• Part of a data file:
---

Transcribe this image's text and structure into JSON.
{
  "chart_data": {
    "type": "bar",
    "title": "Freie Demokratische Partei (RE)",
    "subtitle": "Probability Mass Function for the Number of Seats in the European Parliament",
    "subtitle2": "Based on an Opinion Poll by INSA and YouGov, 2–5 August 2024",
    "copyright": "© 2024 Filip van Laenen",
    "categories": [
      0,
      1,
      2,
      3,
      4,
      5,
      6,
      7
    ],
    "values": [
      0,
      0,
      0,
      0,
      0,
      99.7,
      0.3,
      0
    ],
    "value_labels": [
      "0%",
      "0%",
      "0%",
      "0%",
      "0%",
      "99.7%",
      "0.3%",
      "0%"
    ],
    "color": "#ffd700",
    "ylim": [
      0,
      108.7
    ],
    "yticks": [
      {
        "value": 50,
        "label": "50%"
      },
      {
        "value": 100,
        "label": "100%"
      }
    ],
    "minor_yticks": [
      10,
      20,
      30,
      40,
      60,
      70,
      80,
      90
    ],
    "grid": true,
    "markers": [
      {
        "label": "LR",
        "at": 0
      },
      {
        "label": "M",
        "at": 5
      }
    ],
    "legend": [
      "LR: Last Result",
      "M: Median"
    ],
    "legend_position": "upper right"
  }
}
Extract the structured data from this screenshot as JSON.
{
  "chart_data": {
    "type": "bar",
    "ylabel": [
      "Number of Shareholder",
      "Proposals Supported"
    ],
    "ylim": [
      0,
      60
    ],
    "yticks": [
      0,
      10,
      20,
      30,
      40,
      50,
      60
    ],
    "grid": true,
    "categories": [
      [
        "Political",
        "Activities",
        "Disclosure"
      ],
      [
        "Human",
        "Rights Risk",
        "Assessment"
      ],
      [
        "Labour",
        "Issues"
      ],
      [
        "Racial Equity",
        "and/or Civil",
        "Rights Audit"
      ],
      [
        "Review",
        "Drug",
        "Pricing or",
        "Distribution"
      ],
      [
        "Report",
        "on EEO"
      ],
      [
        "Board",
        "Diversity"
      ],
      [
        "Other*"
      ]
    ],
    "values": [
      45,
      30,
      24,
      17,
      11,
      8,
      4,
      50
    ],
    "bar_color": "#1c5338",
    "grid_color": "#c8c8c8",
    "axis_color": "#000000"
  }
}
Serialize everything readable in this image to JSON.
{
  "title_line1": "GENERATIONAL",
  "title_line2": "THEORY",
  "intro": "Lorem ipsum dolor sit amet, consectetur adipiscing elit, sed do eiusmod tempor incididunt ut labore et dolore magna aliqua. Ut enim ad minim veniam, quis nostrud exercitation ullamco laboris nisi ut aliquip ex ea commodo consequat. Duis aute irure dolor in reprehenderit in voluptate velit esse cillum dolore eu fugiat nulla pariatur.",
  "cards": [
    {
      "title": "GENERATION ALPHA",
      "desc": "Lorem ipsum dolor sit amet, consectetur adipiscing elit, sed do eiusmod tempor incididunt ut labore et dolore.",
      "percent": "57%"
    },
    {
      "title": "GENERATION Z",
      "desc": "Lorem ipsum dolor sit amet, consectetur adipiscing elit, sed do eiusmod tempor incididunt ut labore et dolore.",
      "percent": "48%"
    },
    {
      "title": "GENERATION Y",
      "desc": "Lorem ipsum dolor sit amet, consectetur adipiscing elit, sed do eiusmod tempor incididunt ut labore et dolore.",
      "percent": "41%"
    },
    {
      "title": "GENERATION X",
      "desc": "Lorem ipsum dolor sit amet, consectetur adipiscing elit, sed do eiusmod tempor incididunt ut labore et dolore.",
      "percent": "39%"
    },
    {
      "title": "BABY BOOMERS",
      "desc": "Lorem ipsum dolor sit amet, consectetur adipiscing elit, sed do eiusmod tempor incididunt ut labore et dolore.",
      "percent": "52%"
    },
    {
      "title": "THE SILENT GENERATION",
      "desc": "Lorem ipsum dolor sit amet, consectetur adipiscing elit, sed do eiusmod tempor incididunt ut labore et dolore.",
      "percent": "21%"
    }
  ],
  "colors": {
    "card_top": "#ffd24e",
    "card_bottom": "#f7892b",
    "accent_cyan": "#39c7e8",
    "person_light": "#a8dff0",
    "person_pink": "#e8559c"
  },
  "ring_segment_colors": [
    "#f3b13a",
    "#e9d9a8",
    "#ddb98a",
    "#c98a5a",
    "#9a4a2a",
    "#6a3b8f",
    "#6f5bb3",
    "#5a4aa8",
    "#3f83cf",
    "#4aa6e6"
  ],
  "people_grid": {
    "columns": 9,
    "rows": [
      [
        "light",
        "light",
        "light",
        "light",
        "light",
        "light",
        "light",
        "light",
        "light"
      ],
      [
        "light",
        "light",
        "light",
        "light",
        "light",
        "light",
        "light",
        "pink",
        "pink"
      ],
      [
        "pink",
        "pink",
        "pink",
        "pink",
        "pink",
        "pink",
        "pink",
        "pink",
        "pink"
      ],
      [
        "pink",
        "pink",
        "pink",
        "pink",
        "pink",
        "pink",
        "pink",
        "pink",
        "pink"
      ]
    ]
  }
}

---

• Written exercise: Output the entries exactly.

• Task response:
Transcribe this image's text and structure into JSON.
{
  "chart_data": {
    "type": "bar",
    "title": "Freie Demokratische Partei (RE)",
    "subtitle": "Probability Mass Function for the Number of Seats in the European Parliament",
    "subtitle2": "Based on an Opinion Poll by INSA and YouGov, 2–5 August 2024",
    "copyright": "© 2024 Filip van Laenen",
    "categories": [
      0,
      1,
      2,
      3,
      4,
      5,
      6,
      7
    ],
    "values": [
      0,
      0,
      0,
      0,
      0,
      99.7,
      0.3,
      0
    ],
    "value_labels": [
      "0%",
      "0%",
      "0%",
      "0%",
      "0%",
      "99.7%",
      "0.3%",
      "0%"
    ],
    "color": "#ffd700",
    "ylim": [
      0,
      108.7
    ],
    "yticks": [
      {
        "value": 50,
        "label": "50%"
      },
      {
        "value": 100,
        "label": "100%"
      }
    ],
    "minor_yticks": [
      10,
      20,
      30,
      40,
      60,
      70,
      80,
      90
    ],
    "grid": true,
    "markers": [
      {
        "label": "LR",
        "at": 0
      },
      {
        "label": "M",
        "at": 5
      }
    ],
    "legend": [
      "LR: Last Result",
      "M: Median"
    ],
    "legend_position": "upper right"
  }
}
Extract the structured data from this screenshot as JSON.
{
  "chart_data": {
    "type": "bar",
    "ylabel": [
      "Number of Shareholder",
      "Proposals Supported"
    ],
    "ylim": [
      0,
      60
    ],
    "yticks": [
      0,
      10,
      20,
      30,
      40,
      50,
      60
    ],
    "grid": true,
    "categories": [
      [
        "Political",
        "Activities",
        "Disclosure"
      ],
      [
        "Human",
        "Rights Risk",
        "Assessment"
      ],
      [
        "Labour",
        "Issues"
      ],
      [
        "Racial Equity",
        "and/or Civil",
        "Rights Audit"
      ],
      [
        "Review",
        "Drug",
        "Pricing or",
        "Distribution"
      ],
      [
        "Report",
        "on EEO"
      ],
      [
        "Board",
        "Diversity"
      ],
      [
        "Other*"
      ]
    ],
    "values": [
      45,
      30,
      24,
      17,
      11,
      8,
      4,
      50
    ],
    "bar_color": "#1c5338",
    "grid_color": "#c8c8c8",
    "axis_color": "#000000"
  }
}
Serialize everything readable in this image to JSON.
{
  "title_line1": "GENERATIONAL",
  "title_line2": "THEORY",
  "intro": "Lorem ipsum dolor sit amet, consectetur adipiscing elit, sed do eiusmod tempor incididunt ut labore et dolore magna aliqua. Ut enim ad minim veniam, quis nostrud exercitation ullamco laboris nisi ut aliquip ex ea commodo consequat. Duis aute irure dolor in reprehenderit in voluptate velit esse cillum dolore eu fugiat nulla pariatur.",
  "cards": [
    {
      "title": "GENERATION ALPHA",
      "desc": "Lorem ipsum dolor sit amet, consectetur adipiscing elit, sed do eiusmod tempor incididunt ut labore et dolore.",
      "percent": "57%"
    },
    {
      "title": "GENERATION Z",
      "desc": "Lorem ipsum dolor sit amet, consectetur adipiscing elit, sed do eiusmod tempor incididunt ut labore et dolore.",
      "percent": "48%"
    },
    {
      "title": "GENERATION Y",
      "desc": "Lorem ipsum dolor sit amet, consectetur adipiscing elit, sed do eiusmod tempor incididunt ut labore et dolore.",
      "percent": "41%"
    },
    {
      "title": "GENERATION X",
      "desc": "Lorem ipsum dolor sit amet, consectetur adipiscing elit, sed do eiusmod tempor incididunt ut labore et dolore.",
      "percent": "39%"
    },
    {
      "title": "BABY BOOMERS",
      "desc": "Lorem ipsum dolor sit amet, consectetur adipiscing elit, sed do eiusmod tempor incididunt ut labore et dolore.",
      "percent": "52%"
    },
    {
      "title": "THE SILENT GENERATION",
      "desc": "Lorem ipsum dolor sit amet, consectetur adipiscing elit, sed do eiusmod tempor incididunt ut labore et dolore.",
      "percent": "21%"
    }
  ],
  "colors": {
    "card_top": "#ffd24e",
    "card_bottom": "#f7892b",
    "accent_cyan": "#39c7e8",
    "person_light": "#a8dff0",
    "person_pink": "#e8559c"
  },
  "ring_segment_colors": [
    "#f3b13a",
    "#e9d9a8",
    "#ddb98a",
    "#c98a5a",
    "#9a4a2a",
    "#6a3b8f",
    "#6f5bb3",
    "#5a4aa8",
    "#3f83cf",
    "#4aa6e6"
  ],
  "people_grid": {
    "columns": 9,
    "rows": [
      [
        "light",
        "light",
        "light",
        "light",
        "light",
        "light",
        "light",
        "light",
        "light"
      ],
      [
        "light",
        "light",
        "light",
        "light",
        "light",
        "light",
        "light",
        "pink",
        "pink"
      ],
      [
        "pink",
        "pink",
        "pink",
        "pink",
        "pink",
        "pink",
        "pink",
        "pink",
        "pink"
      ],
      [
        "pink",
        "pink",
        "pink",
        "pink",
        "pink",
        "pink",
        "pink",
        "pink",
        "pink"
      ]
    ]
  }
}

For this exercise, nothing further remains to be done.